EXERCISE DETAILS → Write out each line word for word. Drop pictures.

####################

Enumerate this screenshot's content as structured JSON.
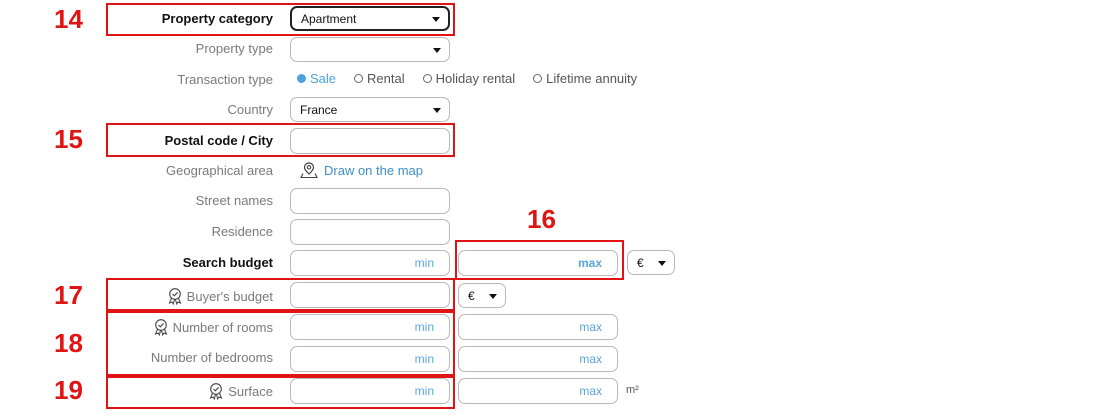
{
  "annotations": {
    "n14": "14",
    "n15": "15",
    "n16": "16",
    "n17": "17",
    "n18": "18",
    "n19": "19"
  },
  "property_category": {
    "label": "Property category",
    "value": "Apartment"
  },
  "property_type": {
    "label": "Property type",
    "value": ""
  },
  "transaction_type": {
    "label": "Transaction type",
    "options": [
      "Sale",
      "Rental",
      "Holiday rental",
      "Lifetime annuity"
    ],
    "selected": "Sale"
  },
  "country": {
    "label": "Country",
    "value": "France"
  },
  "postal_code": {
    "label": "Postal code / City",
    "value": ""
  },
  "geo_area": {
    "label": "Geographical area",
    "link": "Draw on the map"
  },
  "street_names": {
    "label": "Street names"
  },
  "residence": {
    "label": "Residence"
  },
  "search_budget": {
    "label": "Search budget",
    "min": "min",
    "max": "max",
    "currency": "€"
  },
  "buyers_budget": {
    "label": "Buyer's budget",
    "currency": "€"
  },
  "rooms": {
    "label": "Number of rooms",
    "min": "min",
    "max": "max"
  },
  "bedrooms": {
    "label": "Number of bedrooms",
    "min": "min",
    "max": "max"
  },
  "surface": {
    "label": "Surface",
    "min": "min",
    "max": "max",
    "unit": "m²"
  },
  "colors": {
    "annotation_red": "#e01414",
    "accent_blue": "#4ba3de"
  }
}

####################

THE ANSWER →
Enumerate this screenshot's content as structured JSON.
{
  "annotations": {
    "n14": "14",
    "n15": "15",
    "n16": "16",
    "n17": "17",
    "n18": "18",
    "n19": "19"
  },
  "property_category": {
    "label": "Property category",
    "value": "Apartment"
  },
  "property_type": {
    "label": "Property type",
    "value": ""
  },
  "transaction_type": {
    "label": "Transaction type",
    "options": [
      "Sale",
      "Rental",
      "Holiday rental",
      "Lifetime annuity"
    ],
    "selected": "Sale"
  },
  "country": {
    "label": "Country",
    "value": "France"
  },
  "postal_code": {
    "label": "Postal code / City",
    "value": ""
  },
  "geo_area": {
    "label": "Geographical area",
    "link": "Draw on the map"
  },
  "street_names": {
    "label": "Street names"
  },
  "residence": {
    "label": "Residence"
  },
  "search_budget": {
    "label": "Search budget",
    "min": "min",
    "max": "max",
    "currency": "€"
  },
  "buyers_budget": {
    "label": "Buyer's budget",
    "currency": "€"
  },
  "rooms": {
    "label": "Number of rooms",
    "min": "min",
    "max": "max"
  },
  "bedrooms": {
    "label": "Number of bedrooms",
    "min": "min",
    "max": "max"
  },
  "surface": {
    "label": "Surface",
    "min": "min",
    "max": "max",
    "unit": "m²"
  },
  "colors": {
    "annotation_red": "#e01414",
    "accent_blue": "#4ba3de"
  }
}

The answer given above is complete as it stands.